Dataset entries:
=-=-=
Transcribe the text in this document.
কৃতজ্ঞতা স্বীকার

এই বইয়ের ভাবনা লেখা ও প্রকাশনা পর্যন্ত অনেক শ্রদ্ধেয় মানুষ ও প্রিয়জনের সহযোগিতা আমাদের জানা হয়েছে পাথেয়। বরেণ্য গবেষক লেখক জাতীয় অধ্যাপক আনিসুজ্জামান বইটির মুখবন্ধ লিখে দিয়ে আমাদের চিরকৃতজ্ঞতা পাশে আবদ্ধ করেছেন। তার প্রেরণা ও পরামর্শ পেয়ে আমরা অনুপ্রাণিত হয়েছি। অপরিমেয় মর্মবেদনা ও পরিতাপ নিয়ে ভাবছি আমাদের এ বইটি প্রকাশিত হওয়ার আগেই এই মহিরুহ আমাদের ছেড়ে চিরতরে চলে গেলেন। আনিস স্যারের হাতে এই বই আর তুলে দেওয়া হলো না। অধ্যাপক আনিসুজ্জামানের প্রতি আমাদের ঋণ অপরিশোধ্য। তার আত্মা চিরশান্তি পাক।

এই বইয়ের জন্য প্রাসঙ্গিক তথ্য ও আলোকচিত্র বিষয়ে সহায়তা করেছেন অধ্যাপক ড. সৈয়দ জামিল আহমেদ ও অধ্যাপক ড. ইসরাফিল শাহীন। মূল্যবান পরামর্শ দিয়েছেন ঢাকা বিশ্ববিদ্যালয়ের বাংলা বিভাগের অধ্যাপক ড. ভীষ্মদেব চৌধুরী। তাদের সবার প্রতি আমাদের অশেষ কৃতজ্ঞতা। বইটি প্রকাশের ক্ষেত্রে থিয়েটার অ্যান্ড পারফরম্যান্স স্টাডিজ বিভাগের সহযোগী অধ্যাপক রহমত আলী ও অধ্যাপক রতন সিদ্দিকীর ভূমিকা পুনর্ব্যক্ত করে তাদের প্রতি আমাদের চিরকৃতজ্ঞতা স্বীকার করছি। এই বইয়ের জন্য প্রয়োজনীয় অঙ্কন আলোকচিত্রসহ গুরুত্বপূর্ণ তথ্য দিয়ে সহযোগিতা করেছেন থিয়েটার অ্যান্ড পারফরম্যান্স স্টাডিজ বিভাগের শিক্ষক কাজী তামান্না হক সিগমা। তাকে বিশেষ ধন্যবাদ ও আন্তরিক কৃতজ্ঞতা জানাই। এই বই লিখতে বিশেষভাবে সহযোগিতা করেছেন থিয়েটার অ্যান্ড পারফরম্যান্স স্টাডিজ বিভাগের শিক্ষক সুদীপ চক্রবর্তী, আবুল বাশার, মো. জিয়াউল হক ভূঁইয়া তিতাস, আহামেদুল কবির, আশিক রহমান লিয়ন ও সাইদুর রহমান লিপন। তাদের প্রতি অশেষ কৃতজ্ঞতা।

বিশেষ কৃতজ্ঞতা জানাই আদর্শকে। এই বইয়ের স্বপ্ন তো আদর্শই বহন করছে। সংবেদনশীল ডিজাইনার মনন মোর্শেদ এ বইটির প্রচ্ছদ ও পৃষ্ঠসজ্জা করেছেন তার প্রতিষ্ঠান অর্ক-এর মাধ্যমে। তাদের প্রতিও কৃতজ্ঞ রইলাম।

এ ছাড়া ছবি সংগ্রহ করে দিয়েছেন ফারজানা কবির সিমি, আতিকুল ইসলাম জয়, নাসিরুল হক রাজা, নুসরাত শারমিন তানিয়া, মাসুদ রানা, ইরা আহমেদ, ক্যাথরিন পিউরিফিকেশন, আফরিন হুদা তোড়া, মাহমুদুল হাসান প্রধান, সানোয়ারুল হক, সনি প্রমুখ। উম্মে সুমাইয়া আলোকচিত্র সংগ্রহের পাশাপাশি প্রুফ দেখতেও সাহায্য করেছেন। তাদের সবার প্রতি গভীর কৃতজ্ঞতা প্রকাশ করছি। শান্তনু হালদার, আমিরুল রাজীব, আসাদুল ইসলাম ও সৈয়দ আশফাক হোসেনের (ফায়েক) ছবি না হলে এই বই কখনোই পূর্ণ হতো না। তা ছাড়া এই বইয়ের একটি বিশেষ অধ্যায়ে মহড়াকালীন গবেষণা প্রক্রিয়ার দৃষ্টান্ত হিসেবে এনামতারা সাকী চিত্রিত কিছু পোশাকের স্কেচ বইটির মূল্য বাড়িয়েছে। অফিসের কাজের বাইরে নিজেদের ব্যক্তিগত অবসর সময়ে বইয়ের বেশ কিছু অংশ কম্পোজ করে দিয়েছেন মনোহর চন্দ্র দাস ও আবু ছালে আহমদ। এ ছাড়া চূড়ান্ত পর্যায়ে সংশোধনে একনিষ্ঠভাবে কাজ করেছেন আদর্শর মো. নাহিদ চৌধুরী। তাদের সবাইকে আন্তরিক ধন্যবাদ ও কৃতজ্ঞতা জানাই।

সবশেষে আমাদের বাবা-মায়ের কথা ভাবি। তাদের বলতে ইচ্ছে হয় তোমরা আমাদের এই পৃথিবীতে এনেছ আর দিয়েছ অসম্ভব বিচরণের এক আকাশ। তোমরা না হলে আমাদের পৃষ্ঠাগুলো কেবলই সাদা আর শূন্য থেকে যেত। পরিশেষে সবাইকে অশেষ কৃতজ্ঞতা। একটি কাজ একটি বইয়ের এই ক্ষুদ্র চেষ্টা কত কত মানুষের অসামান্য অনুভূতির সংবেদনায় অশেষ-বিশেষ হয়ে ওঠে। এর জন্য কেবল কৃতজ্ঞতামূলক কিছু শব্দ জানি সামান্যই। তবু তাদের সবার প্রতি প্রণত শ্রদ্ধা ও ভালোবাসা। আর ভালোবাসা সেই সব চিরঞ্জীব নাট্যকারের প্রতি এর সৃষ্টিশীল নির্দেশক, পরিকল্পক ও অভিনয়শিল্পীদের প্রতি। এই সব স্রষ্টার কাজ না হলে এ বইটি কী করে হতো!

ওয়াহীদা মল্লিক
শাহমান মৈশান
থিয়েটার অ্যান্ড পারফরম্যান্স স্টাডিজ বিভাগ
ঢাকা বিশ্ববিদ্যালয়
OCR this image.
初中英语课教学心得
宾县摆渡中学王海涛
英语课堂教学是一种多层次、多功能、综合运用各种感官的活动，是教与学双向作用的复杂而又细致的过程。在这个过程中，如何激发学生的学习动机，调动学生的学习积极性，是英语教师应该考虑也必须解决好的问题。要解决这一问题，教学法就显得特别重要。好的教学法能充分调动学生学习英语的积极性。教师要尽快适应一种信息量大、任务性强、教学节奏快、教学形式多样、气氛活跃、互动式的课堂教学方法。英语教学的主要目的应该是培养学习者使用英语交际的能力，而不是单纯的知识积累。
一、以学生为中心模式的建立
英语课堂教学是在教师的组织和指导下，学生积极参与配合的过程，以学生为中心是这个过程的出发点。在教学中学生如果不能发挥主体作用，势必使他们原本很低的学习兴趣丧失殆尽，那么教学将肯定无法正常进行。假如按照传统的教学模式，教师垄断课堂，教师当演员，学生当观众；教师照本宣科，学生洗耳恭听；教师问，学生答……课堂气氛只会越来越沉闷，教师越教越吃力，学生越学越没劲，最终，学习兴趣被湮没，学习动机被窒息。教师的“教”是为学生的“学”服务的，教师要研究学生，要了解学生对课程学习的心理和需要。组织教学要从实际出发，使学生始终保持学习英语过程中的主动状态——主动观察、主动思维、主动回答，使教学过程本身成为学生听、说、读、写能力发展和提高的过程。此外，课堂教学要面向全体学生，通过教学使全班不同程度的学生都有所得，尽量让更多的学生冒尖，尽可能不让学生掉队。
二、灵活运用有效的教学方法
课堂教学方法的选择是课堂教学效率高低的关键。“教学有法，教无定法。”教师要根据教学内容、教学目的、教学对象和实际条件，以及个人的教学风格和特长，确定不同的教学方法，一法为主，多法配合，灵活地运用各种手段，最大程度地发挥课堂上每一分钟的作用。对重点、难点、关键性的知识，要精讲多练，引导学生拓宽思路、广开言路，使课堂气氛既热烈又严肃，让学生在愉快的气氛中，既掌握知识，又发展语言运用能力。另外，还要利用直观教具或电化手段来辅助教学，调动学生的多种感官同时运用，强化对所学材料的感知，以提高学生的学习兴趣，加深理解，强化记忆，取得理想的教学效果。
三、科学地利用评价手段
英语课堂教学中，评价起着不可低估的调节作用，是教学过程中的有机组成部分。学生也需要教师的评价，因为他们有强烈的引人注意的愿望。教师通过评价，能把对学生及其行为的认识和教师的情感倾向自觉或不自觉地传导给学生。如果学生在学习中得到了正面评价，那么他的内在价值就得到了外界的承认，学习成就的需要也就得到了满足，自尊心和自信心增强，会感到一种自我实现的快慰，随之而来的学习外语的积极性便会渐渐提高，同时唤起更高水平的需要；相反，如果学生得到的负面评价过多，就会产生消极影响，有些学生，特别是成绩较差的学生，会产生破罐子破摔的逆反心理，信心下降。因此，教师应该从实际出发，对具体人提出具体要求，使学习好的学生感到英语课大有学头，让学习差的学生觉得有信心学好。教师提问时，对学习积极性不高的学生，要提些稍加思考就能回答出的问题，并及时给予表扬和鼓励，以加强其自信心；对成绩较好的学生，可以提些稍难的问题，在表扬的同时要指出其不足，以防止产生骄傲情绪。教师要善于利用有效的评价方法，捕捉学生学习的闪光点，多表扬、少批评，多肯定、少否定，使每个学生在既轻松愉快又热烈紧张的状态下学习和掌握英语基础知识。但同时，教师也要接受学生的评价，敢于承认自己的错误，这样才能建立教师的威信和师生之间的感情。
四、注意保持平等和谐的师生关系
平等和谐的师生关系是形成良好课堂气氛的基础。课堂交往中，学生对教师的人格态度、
=-=-=
= Directions =
Collect each line above holding the string "this".

= Exercise result =
Transcribe the text in this document.
OCR this image.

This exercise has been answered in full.